→ **SET PROBLEM**
Quote every line of the listing below word for word, in the same order.

→ **Saved entries**
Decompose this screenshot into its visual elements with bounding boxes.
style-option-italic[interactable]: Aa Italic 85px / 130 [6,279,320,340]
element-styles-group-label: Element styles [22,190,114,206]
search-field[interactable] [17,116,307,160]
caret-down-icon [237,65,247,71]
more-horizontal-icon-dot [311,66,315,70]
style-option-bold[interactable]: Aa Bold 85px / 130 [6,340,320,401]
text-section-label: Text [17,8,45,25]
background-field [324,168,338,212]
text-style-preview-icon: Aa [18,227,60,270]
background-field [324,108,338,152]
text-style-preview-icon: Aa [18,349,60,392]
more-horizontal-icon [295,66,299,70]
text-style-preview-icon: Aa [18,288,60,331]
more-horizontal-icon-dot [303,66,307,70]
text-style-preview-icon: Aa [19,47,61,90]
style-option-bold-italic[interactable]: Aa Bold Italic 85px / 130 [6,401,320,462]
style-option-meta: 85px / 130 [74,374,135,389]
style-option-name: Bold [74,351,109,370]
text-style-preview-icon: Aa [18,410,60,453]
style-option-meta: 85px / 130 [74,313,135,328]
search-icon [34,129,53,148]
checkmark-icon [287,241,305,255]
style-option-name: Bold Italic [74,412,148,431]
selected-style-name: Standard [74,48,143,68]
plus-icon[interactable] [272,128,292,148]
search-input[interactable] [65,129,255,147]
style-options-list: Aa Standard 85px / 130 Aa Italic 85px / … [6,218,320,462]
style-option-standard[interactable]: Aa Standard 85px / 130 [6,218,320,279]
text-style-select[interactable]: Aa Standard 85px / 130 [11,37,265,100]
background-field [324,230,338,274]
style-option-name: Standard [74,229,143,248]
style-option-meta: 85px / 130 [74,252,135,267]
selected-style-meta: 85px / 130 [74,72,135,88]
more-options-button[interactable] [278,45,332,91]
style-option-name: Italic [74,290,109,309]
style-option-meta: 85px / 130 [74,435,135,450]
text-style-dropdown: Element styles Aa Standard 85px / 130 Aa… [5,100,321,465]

→ **RESULT OF THE TASK**
Decompose this screenshot into its visual elements with bounding boxes.
style-option-italic[interactable]: Aa Italic 85px / 130 [6,279,320,340]
element-styles-group-label: Element styles [22,190,114,206]
search-field[interactable] [17,116,307,160]
caret-down-icon [237,65,247,71]
more-horizontal-icon-dot [311,66,315,70]
style-option-bold[interactable]: Aa Bold 85px / 130 [6,340,320,401]
text-section-label: Text [17,8,45,25]
background-field [324,168,338,212]
text-style-preview-icon: Aa [18,227,60,270]
background-field [324,108,338,152]
text-style-preview-icon: Aa [18,349,60,392]
more-horizontal-icon [295,66,299,70]
text-style-preview-icon: Aa [18,288,60,331]
more-horizontal-icon-dot [303,66,307,70]
text-style-preview-icon: Aa [19,47,61,90]
style-option-bold-italic[interactable]: Aa Bold Italic 85px / 130 [6,401,320,462]
style-option-meta: 85px / 130 [74,374,135,389]
style-option-name: Bold [74,351,109,370]
text-style-preview-icon: Aa [18,410,60,453]
style-option-meta: 85px / 130 [74,313,135,328]
search-icon [34,129,53,148]
checkmark-icon [287,241,305,255]
style-option-name: Bold Italic [74,412,148,431]
selected-style-name: Standard [74,48,143,68]
plus-icon[interactable] [272,128,292,148]
search-input[interactable] [65,129,255,147]
style-options-list: Aa Standard 85px / 130 Aa Italic 85px / … [6,218,320,462]
style-option-standard[interactable]: Aa Standard 85px / 130 [6,218,320,279]
text-style-select[interactable]: Aa Standard 85px / 130 [11,37,265,100]
background-field [324,230,338,274]
style-option-name: Standard [74,229,143,248]
style-option-meta: 85px / 130 [74,252,135,267]
selected-style-meta: 85px / 130 [74,72,135,88]
more-options-button[interactable] [278,45,332,91]
style-option-name: Italic [74,290,109,309]
style-option-meta: 85px / 130 [74,435,135,450]
text-style-dropdown: Element styles Aa Standard 85px / 130 Aa… [5,100,321,465]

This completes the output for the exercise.